■ **Records for this task**:

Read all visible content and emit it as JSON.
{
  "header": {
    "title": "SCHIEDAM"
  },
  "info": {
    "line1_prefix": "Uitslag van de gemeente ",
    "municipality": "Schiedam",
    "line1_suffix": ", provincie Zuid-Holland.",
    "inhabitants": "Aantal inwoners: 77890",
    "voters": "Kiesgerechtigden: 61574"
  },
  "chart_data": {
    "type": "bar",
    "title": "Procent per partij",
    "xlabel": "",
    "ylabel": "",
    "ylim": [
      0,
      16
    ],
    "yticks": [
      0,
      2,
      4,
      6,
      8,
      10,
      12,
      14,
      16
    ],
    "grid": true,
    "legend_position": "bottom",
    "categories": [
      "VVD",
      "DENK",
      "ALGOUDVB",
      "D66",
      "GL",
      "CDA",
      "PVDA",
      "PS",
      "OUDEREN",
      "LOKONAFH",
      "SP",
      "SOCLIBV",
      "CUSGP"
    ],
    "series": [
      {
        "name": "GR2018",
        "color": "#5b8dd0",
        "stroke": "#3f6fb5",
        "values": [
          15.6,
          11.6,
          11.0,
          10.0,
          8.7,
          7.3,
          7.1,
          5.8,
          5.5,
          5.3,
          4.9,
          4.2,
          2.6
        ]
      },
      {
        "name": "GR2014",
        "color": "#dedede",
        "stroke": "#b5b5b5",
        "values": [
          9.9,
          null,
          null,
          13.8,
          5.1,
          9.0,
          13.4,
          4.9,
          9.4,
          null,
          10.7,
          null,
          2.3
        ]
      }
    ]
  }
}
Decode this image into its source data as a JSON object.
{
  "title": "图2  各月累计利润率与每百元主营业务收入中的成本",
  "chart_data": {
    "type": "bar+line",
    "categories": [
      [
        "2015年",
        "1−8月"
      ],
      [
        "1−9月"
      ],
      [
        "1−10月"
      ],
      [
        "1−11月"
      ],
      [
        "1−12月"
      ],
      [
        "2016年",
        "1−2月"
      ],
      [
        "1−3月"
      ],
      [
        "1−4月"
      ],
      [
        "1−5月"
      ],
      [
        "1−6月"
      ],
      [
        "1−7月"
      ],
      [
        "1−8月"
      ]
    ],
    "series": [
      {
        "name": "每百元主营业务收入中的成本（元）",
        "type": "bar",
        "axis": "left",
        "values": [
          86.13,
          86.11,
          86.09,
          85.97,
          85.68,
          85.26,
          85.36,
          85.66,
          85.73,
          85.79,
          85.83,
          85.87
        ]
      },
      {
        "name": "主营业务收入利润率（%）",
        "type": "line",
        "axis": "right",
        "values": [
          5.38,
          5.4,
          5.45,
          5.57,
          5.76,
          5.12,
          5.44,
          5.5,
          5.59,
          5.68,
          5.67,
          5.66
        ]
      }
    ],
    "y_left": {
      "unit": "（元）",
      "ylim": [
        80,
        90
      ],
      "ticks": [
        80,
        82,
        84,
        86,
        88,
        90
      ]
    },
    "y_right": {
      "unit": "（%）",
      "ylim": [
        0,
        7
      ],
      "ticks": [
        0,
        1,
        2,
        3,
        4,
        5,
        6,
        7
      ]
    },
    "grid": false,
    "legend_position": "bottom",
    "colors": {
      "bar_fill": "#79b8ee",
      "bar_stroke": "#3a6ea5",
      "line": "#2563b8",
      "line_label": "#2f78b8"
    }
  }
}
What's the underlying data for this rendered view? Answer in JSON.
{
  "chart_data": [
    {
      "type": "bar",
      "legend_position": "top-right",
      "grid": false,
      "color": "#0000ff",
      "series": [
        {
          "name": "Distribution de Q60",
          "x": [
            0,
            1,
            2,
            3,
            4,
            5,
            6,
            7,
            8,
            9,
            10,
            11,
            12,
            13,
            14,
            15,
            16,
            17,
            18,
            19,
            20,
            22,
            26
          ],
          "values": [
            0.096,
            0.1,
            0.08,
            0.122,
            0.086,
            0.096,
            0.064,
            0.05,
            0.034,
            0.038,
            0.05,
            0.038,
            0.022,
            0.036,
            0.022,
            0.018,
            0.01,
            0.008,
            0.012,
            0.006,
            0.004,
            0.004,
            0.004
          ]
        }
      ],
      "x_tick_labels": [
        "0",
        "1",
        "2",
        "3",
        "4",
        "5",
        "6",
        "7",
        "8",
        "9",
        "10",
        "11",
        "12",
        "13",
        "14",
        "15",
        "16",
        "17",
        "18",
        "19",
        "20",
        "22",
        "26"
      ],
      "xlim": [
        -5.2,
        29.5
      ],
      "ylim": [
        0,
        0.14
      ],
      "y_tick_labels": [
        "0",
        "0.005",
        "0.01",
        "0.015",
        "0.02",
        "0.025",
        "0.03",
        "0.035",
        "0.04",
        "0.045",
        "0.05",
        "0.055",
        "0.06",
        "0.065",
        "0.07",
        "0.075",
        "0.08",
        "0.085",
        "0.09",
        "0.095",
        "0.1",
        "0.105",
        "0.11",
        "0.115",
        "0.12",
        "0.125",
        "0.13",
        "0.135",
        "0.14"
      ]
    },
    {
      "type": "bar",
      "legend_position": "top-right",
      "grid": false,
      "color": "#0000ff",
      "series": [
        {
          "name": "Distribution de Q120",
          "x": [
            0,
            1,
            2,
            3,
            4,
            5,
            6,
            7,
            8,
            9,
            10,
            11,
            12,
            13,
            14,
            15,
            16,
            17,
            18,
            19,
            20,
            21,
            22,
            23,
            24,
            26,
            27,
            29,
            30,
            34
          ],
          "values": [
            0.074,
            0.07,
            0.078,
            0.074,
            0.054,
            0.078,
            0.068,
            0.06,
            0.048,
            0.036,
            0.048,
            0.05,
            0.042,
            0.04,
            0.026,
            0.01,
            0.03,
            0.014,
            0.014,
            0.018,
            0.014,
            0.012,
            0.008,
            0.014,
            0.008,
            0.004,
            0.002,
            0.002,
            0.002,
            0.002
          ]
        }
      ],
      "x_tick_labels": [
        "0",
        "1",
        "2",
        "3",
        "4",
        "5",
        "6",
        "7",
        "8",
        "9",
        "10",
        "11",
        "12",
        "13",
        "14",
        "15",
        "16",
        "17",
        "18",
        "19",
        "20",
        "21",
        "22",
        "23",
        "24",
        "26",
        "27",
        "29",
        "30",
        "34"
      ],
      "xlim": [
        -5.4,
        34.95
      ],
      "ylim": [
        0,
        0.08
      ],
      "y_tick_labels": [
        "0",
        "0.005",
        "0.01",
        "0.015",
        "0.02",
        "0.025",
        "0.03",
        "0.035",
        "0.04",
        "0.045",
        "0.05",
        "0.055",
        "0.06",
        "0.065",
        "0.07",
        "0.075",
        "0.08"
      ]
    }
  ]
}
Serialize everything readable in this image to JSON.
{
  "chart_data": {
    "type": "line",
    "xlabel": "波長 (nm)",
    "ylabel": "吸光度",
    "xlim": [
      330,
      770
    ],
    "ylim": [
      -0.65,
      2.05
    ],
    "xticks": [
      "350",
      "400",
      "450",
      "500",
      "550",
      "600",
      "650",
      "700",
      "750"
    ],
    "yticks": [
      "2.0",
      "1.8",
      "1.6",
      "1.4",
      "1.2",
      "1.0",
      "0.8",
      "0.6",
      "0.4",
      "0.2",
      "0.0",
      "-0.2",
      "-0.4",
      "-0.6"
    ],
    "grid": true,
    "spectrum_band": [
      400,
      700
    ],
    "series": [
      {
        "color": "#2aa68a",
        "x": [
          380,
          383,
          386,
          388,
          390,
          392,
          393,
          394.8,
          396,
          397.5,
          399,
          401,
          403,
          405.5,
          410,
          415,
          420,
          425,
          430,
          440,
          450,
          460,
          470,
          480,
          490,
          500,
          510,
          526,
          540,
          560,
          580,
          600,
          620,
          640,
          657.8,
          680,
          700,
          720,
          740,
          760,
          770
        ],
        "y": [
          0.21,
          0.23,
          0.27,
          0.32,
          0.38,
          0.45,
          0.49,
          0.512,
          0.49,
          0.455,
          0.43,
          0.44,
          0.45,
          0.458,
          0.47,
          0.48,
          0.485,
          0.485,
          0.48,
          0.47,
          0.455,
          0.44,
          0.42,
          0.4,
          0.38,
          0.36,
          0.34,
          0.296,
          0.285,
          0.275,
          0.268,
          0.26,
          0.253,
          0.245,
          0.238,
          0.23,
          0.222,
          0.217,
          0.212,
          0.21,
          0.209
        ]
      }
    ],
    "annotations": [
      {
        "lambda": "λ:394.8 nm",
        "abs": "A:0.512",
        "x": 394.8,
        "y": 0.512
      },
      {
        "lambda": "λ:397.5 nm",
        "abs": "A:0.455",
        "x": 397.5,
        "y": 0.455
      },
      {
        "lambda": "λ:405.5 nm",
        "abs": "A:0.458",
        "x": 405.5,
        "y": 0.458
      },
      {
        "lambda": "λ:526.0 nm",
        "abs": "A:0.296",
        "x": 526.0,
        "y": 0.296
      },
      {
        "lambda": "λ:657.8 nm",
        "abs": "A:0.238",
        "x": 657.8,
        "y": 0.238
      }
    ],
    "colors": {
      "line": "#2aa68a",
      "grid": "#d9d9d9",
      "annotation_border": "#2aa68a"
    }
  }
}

■ **Task goal**:
Show every line from the listing above in which the string "title" appears.

■ **Problem solution**:
    "title": "SCHIEDAM"
    "title": "Procent per partij",
  "title": "图2  各月累计利润率与每百元主营业务收入中的成本",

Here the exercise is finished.